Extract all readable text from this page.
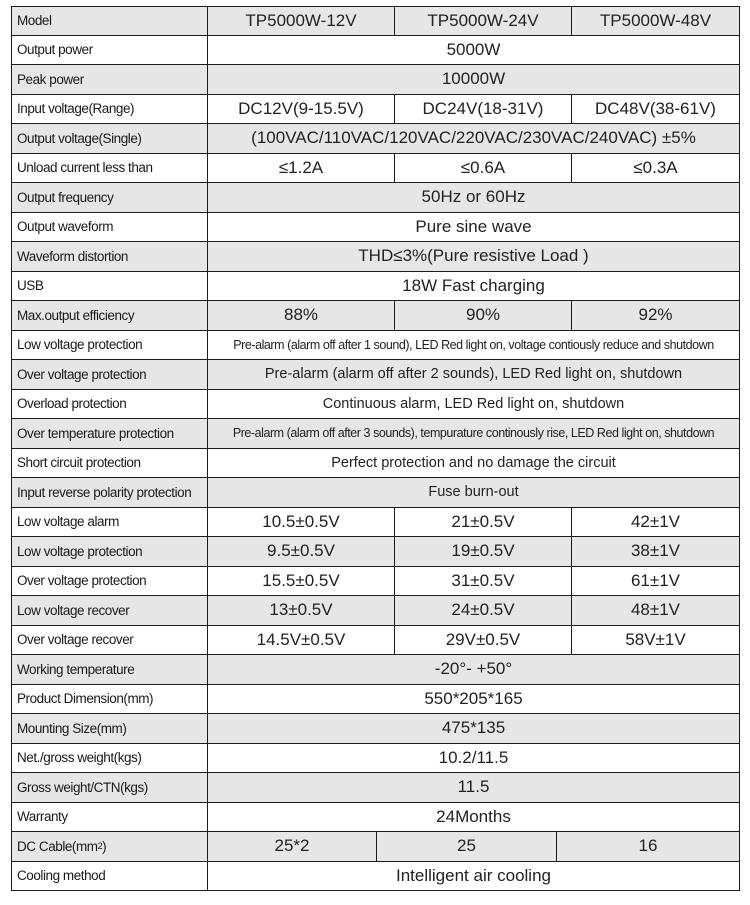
Model	TP5000W-12V	TP5000W-24V	TP5000W-48V
Output power	5000W
Peak power	10000W
Input voltage(Range)	DC12V(9-15.5V)	DC24V(18-31V)	DC48V(38-61V)
Output voltage(Single)	(100VAC/110VAC/120VAC/220VAC/230VAC/240VAC) ±5%
Unload current less than	≤1.2A	≤0.6A	≤0.3A
Output frequency	50Hz or 60Hz
Output waveform	Pure sine wave
Waveform distortion	THD≤3%(Pure resistive Load )
USB	18W Fast charging
Max.output efficiency	88%	90%	92%
Low voltage protection	Pre-alarm (alarm off after 1 sound), LED Red light on, voltage contiously reduce and shutdown
Over voltage protection	Pre-alarm (alarm off after 2 sounds), LED Red light on, shutdown
Overload protection	Continuous alarm, LED Red light on, shutdown
Over temperature protection	Pre-alarm (alarm off after 3 sounds), tempurature continously rise, LED Red light on, shutdown
Short circuit protection	Perfect protection and no damage the circuit
Input reverse polarity protection	Fuse burn-out
Low voltage alarm	10.5±0.5V	21±0.5V	42±1V
Low voltage protection	9.5±0.5V	19±0.5V	38±1V
Over voltage protection	15.5±0.5V	31±0.5V	61±1V
Low voltage recover	13±0.5V	24±0.5V	48±1V
Over voltage recover	14.5V±0.5V	29V±0.5V	58V±1V
Working temperature	-20°- +50°
Product Dimension(mm)	550*205*165
Mounting Size(mm)	475*135
Net./gross weight(kgs)	10.2/11.5
Gross weight/CTN(kgs)	11.5
Warranty	24Months
DC Cable(mm 2 )	25*2	25	16
Cooling method	Intelligent air cooling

####################

• [DIRECTION]: Check each line in the listing above for the string "light", then report how many lines contain it, with no other text.

• [EXERCISE RESPONSE]: 4